*Task description*.
The entries are to be returned exactly, with images left out.

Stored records

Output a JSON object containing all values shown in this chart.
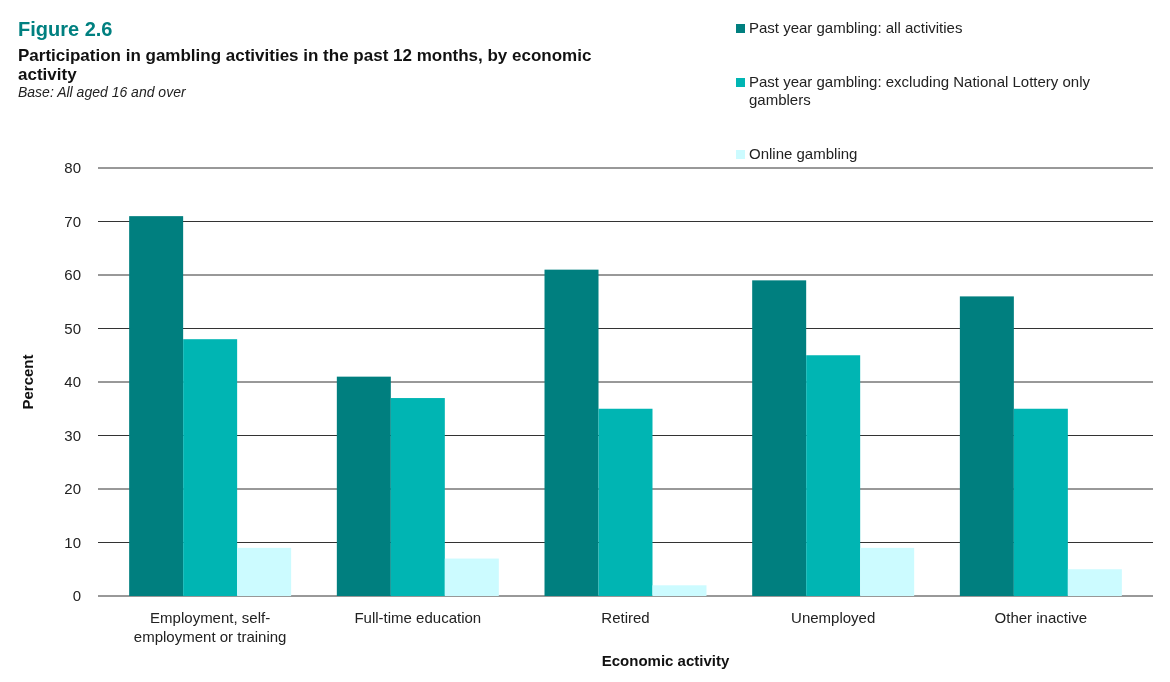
{
  "chart_data": {
    "type": "bar",
    "title": "Figure 2.6",
    "subtitle": "Participation in gambling activities in the past 12 months, by economic activity",
    "annotations": [
      "Base: All aged 16 and over"
    ],
    "xlabel": "Economic activity",
    "ylabel": "Percent",
    "categories": [
      "Employment, self-employment or training",
      "Full-time education",
      "Retired",
      "Unemployed",
      "Other inactive"
    ],
    "series": [
      {
        "name": "Past year gambling: all activities",
        "color": "#007f7f",
        "values": [
          71,
          41,
          61,
          59,
          56
        ]
      },
      {
        "name": "Past year gambling: excluding National Lottery only gamblers",
        "color": "#00b5b3",
        "values": [
          48,
          37,
          35,
          45,
          35
        ]
      },
      {
        "name": "Online gambling",
        "color": "#ccfbff",
        "values": [
          9,
          7,
          2,
          9,
          5
        ]
      }
    ],
    "ylim": [
      0,
      80
    ],
    "yticks": [
      0,
      10,
      20,
      30,
      40,
      50,
      60,
      70,
      80
    ],
    "grid": "y",
    "legend": "top right"
  }
}
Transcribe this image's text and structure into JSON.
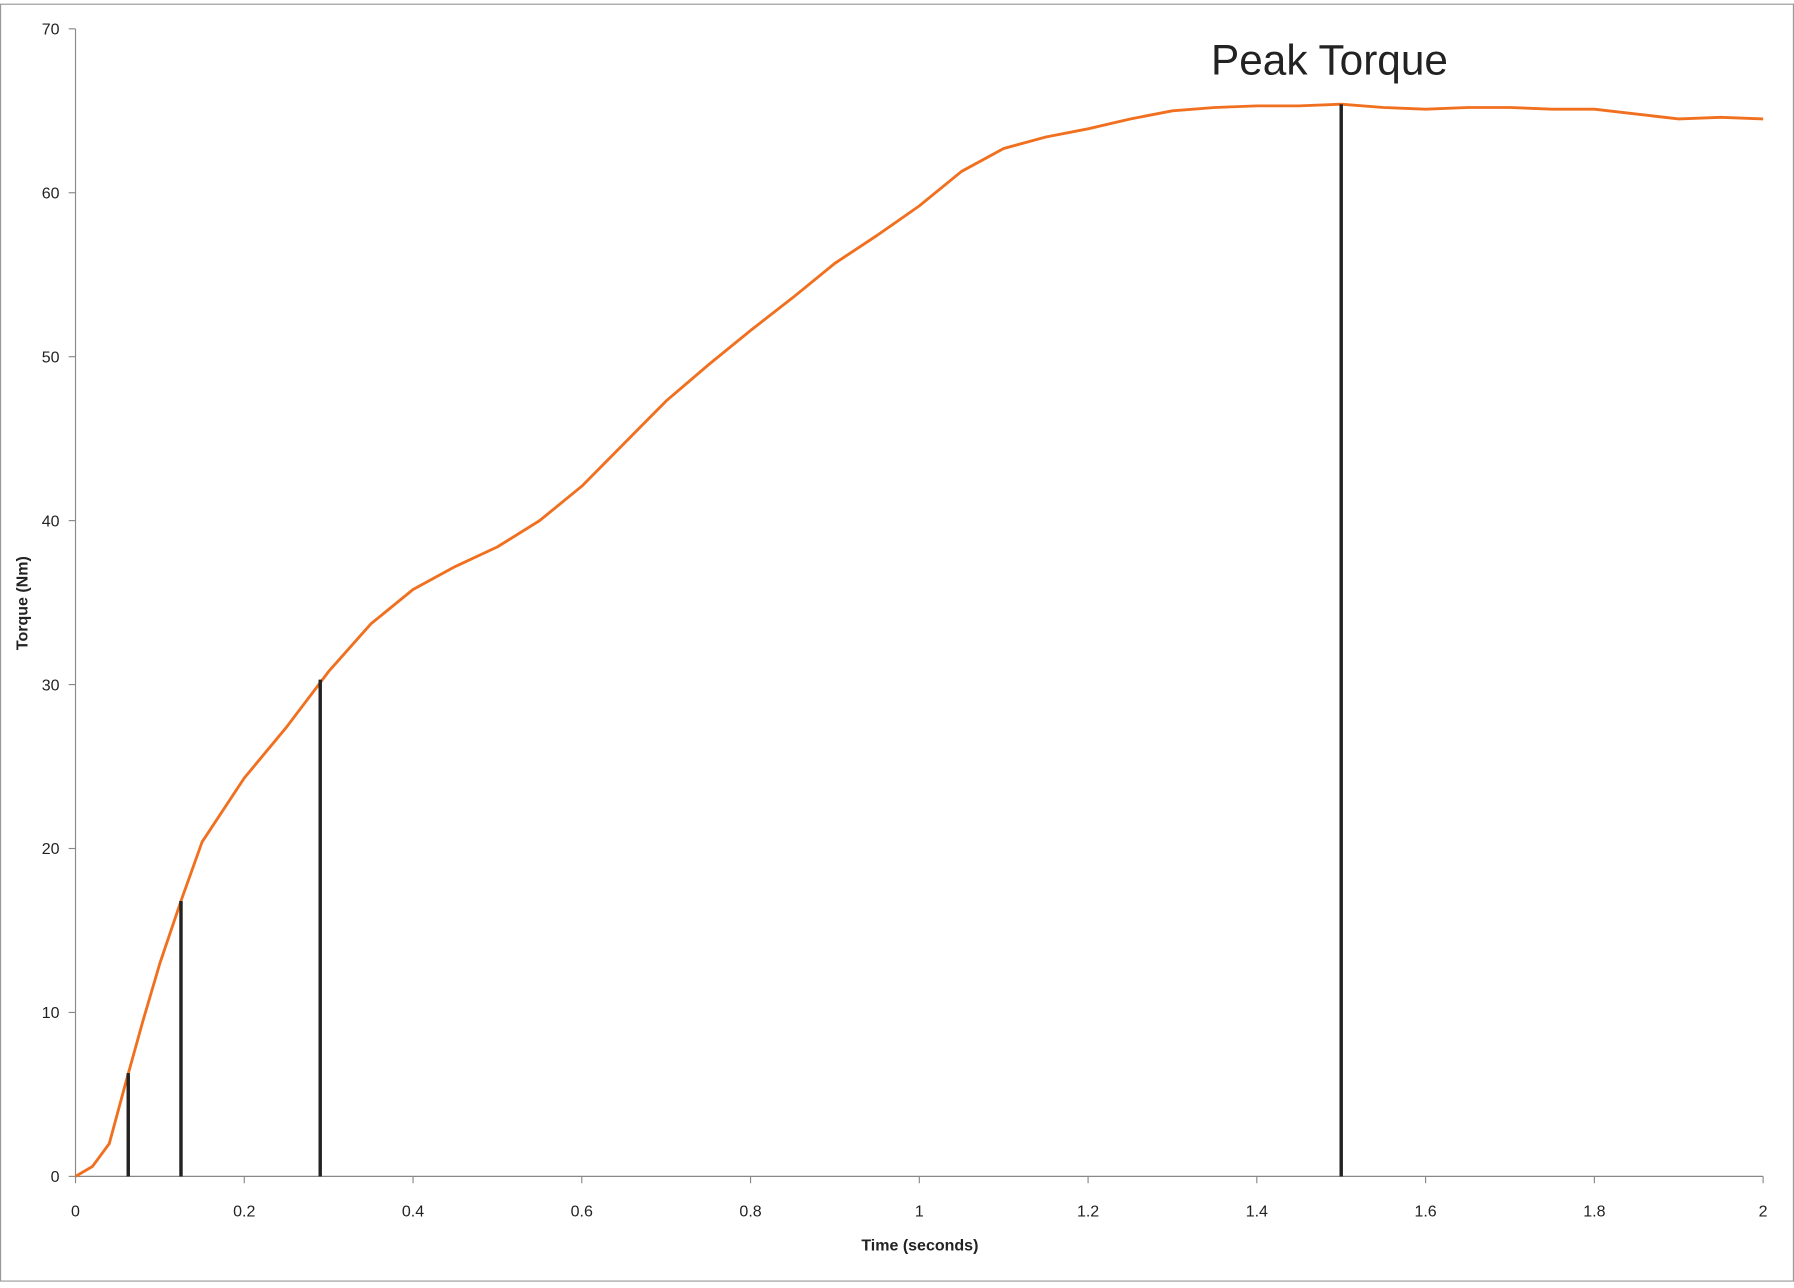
{
  "chart_data": {
    "type": "line",
    "x_label": "Time (seconds)",
    "y_label": "Torque (Nm)",
    "annotation": "Peak Torque",
    "x": [
      0,
      0.02,
      0.04,
      0.06,
      0.08,
      0.1,
      0.125,
      0.15,
      0.2,
      0.25,
      0.3,
      0.35,
      0.4,
      0.45,
      0.5,
      0.55,
      0.6,
      0.65,
      0.7,
      0.75,
      0.8,
      0.85,
      0.9,
      0.95,
      1.0,
      1.05,
      1.1,
      1.15,
      1.2,
      1.25,
      1.3,
      1.35,
      1.4,
      1.45,
      1.5,
      1.55,
      1.6,
      1.65,
      1.7,
      1.75,
      1.8,
      1.85,
      1.9,
      1.95,
      2.0
    ],
    "series": [
      {
        "color": "#f07020",
        "values": [
          0,
          0.6,
          2,
          5.8,
          9.5,
          13,
          16.8,
          20.4,
          24.3,
          27.4,
          30.8,
          33.7,
          35.8,
          37.2,
          38.4,
          40,
          42.1,
          44.7,
          47.3,
          49.5,
          51.6,
          53.6,
          55.7,
          57.4,
          59.2,
          61.3,
          62.7,
          63.4,
          63.9,
          64.5,
          65,
          65.2,
          65.3,
          65.3,
          65.4,
          65.2,
          65.1,
          65.2,
          65.2,
          65.1,
          65.1,
          64.8,
          64.5,
          64.6,
          64.5
        ]
      }
    ],
    "markers": {
      "color": "#222222",
      "x": [
        0.0625,
        0.125,
        0.29,
        1.5
      ],
      "values": [
        6.3,
        16.8,
        30.3,
        65.4
      ]
    },
    "xlim": [
      0,
      2
    ],
    "ylim": [
      0,
      70
    ],
    "xticks": [
      0,
      0.2,
      0.4,
      0.6,
      0.8,
      1,
      1.2,
      1.4,
      1.6,
      1.8,
      2
    ],
    "yticks": [
      0,
      10,
      20,
      30,
      40,
      50,
      60,
      70
    ],
    "grid": false
  }
}
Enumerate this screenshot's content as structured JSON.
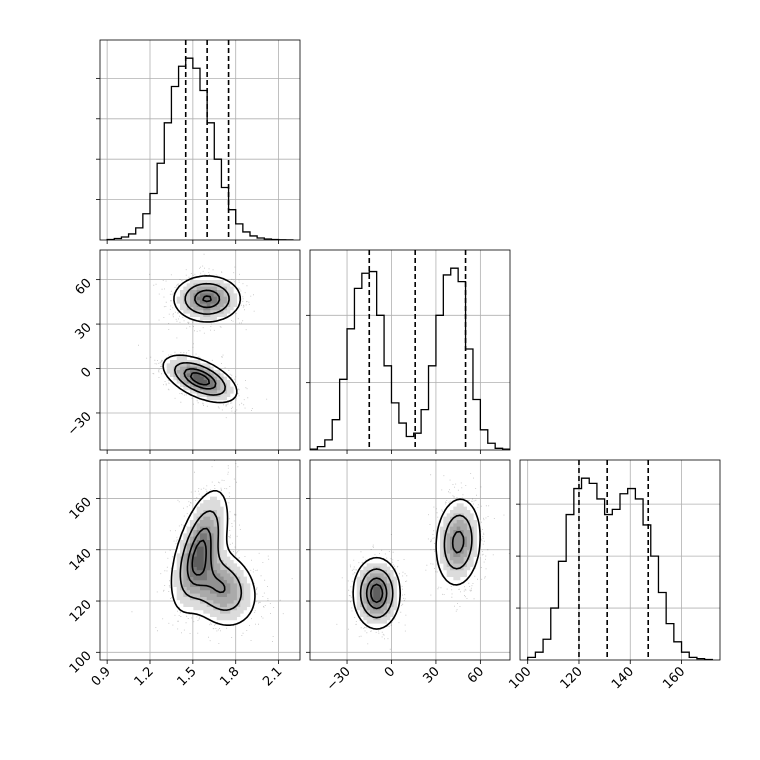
{
  "chart_data": {
    "type": "corner",
    "title": "",
    "grid": true,
    "parameters": [
      {
        "index": 0,
        "range": [
          0.85,
          2.25
        ],
        "ticks": [
          0.9,
          1.2,
          1.5,
          1.8,
          2.1
        ],
        "tick_labels": [
          "0.9",
          "1.2",
          "1.5",
          "1.8",
          "2.1"
        ],
        "quantiles": [
          1.45,
          1.6,
          1.75
        ],
        "histogram": {
          "bin_edges": [
            0.9,
            0.95,
            1.0,
            1.05,
            1.1,
            1.15,
            1.2,
            1.25,
            1.3,
            1.35,
            1.4,
            1.45,
            1.5,
            1.55,
            1.6,
            1.65,
            1.7,
            1.75,
            1.8,
            1.85,
            1.9,
            1.95,
            2.0,
            2.05,
            2.1,
            2.15,
            2.2
          ],
          "counts": [
            0.5,
            1.5,
            3,
            6,
            12,
            26,
            46,
            76,
            116,
            152,
            172,
            180,
            170,
            148,
            116,
            80,
            52,
            30,
            16,
            8,
            4,
            2,
            1,
            0.5,
            0.2,
            0.1
          ]
        }
      },
      {
        "index": 1,
        "range": [
          -55,
          80
        ],
        "ticks": [
          -30,
          0,
          30,
          60
        ],
        "tick_labels": [
          "−30",
          "0",
          "30",
          "60"
        ],
        "quantiles": [
          -15,
          16,
          50
        ],
        "histogram": {
          "bin_edges": [
            -55,
            -50,
            -45,
            -40,
            -35,
            -30,
            -25,
            -20,
            -15,
            -10,
            -5,
            0,
            5,
            10,
            15,
            20,
            25,
            30,
            35,
            40,
            45,
            50,
            55,
            60,
            65,
            70,
            75,
            80
          ],
          "counts": [
            0.5,
            2,
            6,
            18,
            42,
            72,
            96,
            105,
            106,
            80,
            50,
            28,
            16,
            8,
            10,
            24,
            50,
            80,
            104,
            108,
            100,
            60,
            30,
            12,
            4,
            1,
            0.5
          ]
        }
      },
      {
        "index": 2,
        "range": [
          97,
          175
        ],
        "ticks": [
          100,
          120,
          140,
          160
        ],
        "tick_labels": [
          "100",
          "120",
          "140",
          "160"
        ],
        "quantiles": [
          120,
          131,
          147
        ],
        "histogram": {
          "bin_edges": [
            100,
            103,
            106,
            109,
            112,
            115,
            118,
            121,
            124,
            127,
            130,
            133,
            136,
            139,
            142,
            145,
            148,
            151,
            154,
            157,
            160,
            163,
            166,
            169,
            172
          ],
          "counts": [
            1,
            3,
            8,
            20,
            38,
            56,
            66,
            70,
            68,
            62,
            56,
            58,
            64,
            66,
            62,
            52,
            40,
            26,
            14,
            7,
            3,
            1,
            0.5,
            0.2
          ]
        }
      }
    ],
    "pairs": [
      {
        "x": 0,
        "y": 1,
        "clusters": [
          {
            "mean": [
              1.6,
              47
            ],
            "sd": [
              0.12,
              8
            ],
            "rho": 0.0,
            "weight": 0.5
          },
          {
            "mean": [
              1.55,
              -7
            ],
            "sd": [
              0.13,
              8
            ],
            "rho": -0.55,
            "weight": 0.5
          }
        ]
      },
      {
        "x": 0,
        "y": 2,
        "clusters": [
          {
            "mean": [
              1.55,
              140
            ],
            "sd": [
              0.1,
              12
            ],
            "rho": 0.55,
            "weight": 0.55
          },
          {
            "mean": [
              1.7,
              125
            ],
            "sd": [
              0.13,
              8
            ],
            "rho": -0.2,
            "weight": 0.45
          }
        ]
      },
      {
        "x": 1,
        "y": 2,
        "clusters": [
          {
            "mean": [
              -10,
              123
            ],
            "sd": [
              8,
              7
            ],
            "rho": 0.0,
            "weight": 0.5
          },
          {
            "mean": [
              45,
              143
            ],
            "sd": [
              8,
              9
            ],
            "rho": 0.1,
            "weight": 0.5
          }
        ]
      }
    ]
  }
}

*Full output*.
Output a JSON object containing all values shown in this chart.
{
  "chart_data": {
    "type": "bar",
    "title": "Figure 2.6",
    "subtitle": "Participation in gambling activities in the past 12 months, by economic activity",
    "annotations": [
      "Base: All aged 16 and over"
    ],
    "xlabel": "Economic activity",
    "ylabel": "Percent",
    "categories": [
      "Employment, self-employment or training",
      "Full-time education",
      "Retired",
      "Unemployed",
      "Other inactive"
    ],
    "series": [
      {
        "name": "Past year gambling: all activities",
        "color": "#007f7f",
        "values": [
          71,
          41,
          61,
          59,
          56
        ]
      },
      {
        "name": "Past year gambling: excluding National Lottery only gamblers",
        "color": "#00b5b3",
        "values": [
          48,
          37,
          35,
          45,
          35
        ]
      },
      {
        "name": "Online gambling",
        "color": "#ccfbff",
        "values": [
          9,
          7,
          2,
          9,
          5
        ]
      }
    ],
    "ylim": [
      0,
      80
    ],
    "yticks": [
      0,
      10,
      20,
      30,
      40,
      50,
      60,
      70,
      80
    ],
    "grid": "y",
    "legend": "top right"
  }
}
Transcribe this image's text and structure into JSON.
{
  "chart_data": {
    "type": "line",
    "x_label": "Time (seconds)",
    "y_label": "Torque (Nm)",
    "annotation": "Peak Torque",
    "x": [
      0,
      0.02,
      0.04,
      0.06,
      0.08,
      0.1,
      0.125,
      0.15,
      0.2,
      0.25,
      0.3,
      0.35,
      0.4,
      0.45,
      0.5,
      0.55,
      0.6,
      0.65,
      0.7,
      0.75,
      0.8,
      0.85,
      0.9,
      0.95,
      1.0,
      1.05,
      1.1,
      1.15,
      1.2,
      1.25,
      1.3,
      1.35,
      1.4,
      1.45,
      1.5,
      1.55,
      1.6,
      1.65,
      1.7,
      1.75,
      1.8,
      1.85,
      1.9,
      1.95,
      2.0
    ],
    "series": [
      {
        "color": "#f07020",
        "values": [
          0,
          0.6,
          2,
          5.8,
          9.5,
          13,
          16.8,
          20.4,
          24.3,
          27.4,
          30.8,
          33.7,
          35.8,
          37.2,
          38.4,
          40,
          42.1,
          44.7,
          47.3,
          49.5,
          51.6,
          53.6,
          55.7,
          57.4,
          59.2,
          61.3,
          62.7,
          63.4,
          63.9,
          64.5,
          65,
          65.2,
          65.3,
          65.3,
          65.4,
          65.2,
          65.1,
          65.2,
          65.2,
          65.1,
          65.1,
          64.8,
          64.5,
          64.6,
          64.5
        ]
      }
    ],
    "markers": {
      "color": "#222222",
      "x": [
        0.0625,
        0.125,
        0.29,
        1.5
      ],
      "values": [
        6.3,
        16.8,
        30.3,
        65.4
      ]
    },
    "xlim": [
      0,
      2
    ],
    "ylim": [
      0,
      70
    ],
    "xticks": [
      0,
      0.2,
      0.4,
      0.6,
      0.8,
      1,
      1.2,
      1.4,
      1.6,
      1.8,
      2
    ],
    "yticks": [
      0,
      10,
      20,
      30,
      40,
      50,
      60,
      70
    ],
    "grid": false
  }
}
Enumerate this screenshot's content as structured JSON.
{
  "chart_data": {
    "type": "corner",
    "title": "",
    "grid": true,
    "parameters": [
      {
        "index": 0,
        "range": [
          0.85,
          2.25
        ],
        "ticks": [
          0.9,
          1.2,
          1.5,
          1.8,
          2.1
        ],
        "tick_labels": [
          "0.9",
          "1.2",
          "1.5",
          "1.8",
          "2.1"
        ],
        "quantiles": [
          1.45,
          1.6,
          1.75
        ],
        "histogram": {
          "bin_edges": [
            0.9,
            0.95,
            1.0,
            1.05,
            1.1,
            1.15,
            1.2,
            1.25,
            1.3,
            1.35,
            1.4,
            1.45,
            1.5,
            1.55,
            1.6,
            1.65,
            1.7,
            1.75,
            1.8,
            1.85,
            1.9,
            1.95,
            2.0,
            2.05,
            2.1,
            2.15,
            2.2
          ],
          "counts": [
            0.5,
            1.5,
            3,
            6,
            12,
            26,
            46,
            76,
            116,
            152,
            172,
            180,
            170,
            148,
            116,
            80,
            52,
            30,
            16,
            8,
            4,
            2,
            1,
            0.5,
            0.2,
            0.1
          ]
        }
      },
      {
        "index": 1,
        "range": [
          -55,
          80
        ],
        "ticks": [
          -30,
          0,
          30,
          60
        ],
        "tick_labels": [
          "−30",
          "0",
          "30",
          "60"
        ],
        "quantiles": [
          -15,
          16,
          50
        ],
        "histogram": {
          "bin_edges": [
            -55,
            -50,
            -45,
            -40,
            -35,
            -30,
            -25,
            -20,
            -15,
            -10,
            -5,
            0,
            5,
            10,
            15,
            20,
            25,
            30,
            35,
            40,
            45,
            50,
            55,
            60,
            65,
            70,
            75,
            80
          ],
          "counts": [
            0.5,
            2,
            6,
            18,
            42,
            72,
            96,
            105,
            106,
            80,
            50,
            28,
            16,
            8,
            10,
            24,
            50,
            80,
            104,
            108,
            100,
            60,
            30,
            12,
            4,
            1,
            0.5
          ]
        }
      },
      {
        "index": 2,
        "range": [
          97,
          175
        ],
        "ticks": [
          100,
          120,
          140,
          160
        ],
        "tick_labels": [
          "100",
          "120",
          "140",
          "160"
        ],
        "quantiles": [
          120,
          131,
          147
        ],
        "histogram": {
          "bin_edges": [
            100,
            103,
            106,
            109,
            112,
            115,
            118,
            121,
            124,
            127,
            130,
            133,
            136,
            139,
            142,
            145,
            148,
            151,
            154,
            157,
            160,
            163,
            166,
            169,
            172
          ],
          "counts": [
            1,
            3,
            8,
            20,
            38,
            56,
            66,
            70,
            68,
            62,
            56,
            58,
            64,
            66,
            62,
            52,
            40,
            26,
            14,
            7,
            3,
            1,
            0.5,
            0.2
          ]
        }
      }
    ],
    "pairs": [
      {
        "x": 0,
        "y": 1,
        "clusters": [
          {
            "mean": [
              1.6,
              47
            ],
            "sd": [
              0.12,
              8
            ],
            "rho": 0.0,
            "weight": 0.5
          },
          {
            "mean": [
              1.55,
              -7
            ],
            "sd": [
              0.13,
              8
            ],
            "rho": -0.55,
            "weight": 0.5
          }
        ]
      },
      {
        "x": 0,
        "y": 2,
        "clusters": [
          {
            "mean": [
              1.55,
              140
            ],
            "sd": [
              0.1,
              12
            ],
            "rho": 0.55,
            "weight": 0.55
          },
          {
            "mean": [
              1.7,
              125
            ],
            "sd": [
              0.13,
              8
            ],
            "rho": -0.2,
            "weight": 0.45
          }
        ]
      },
      {
        "x": 1,
        "y": 2,
        "clusters": [
          {
            "mean": [
              -10,
              123
            ],
            "sd": [
              8,
              7
            ],
            "rho": 0.0,
            "weight": 0.5
          },
          {
            "mean": [
              45,
              143
            ],
            "sd": [
              8,
              9
            ],
            "rho": 0.1,
            "weight": 0.5
          }
        ]
      }
    ]
  }
}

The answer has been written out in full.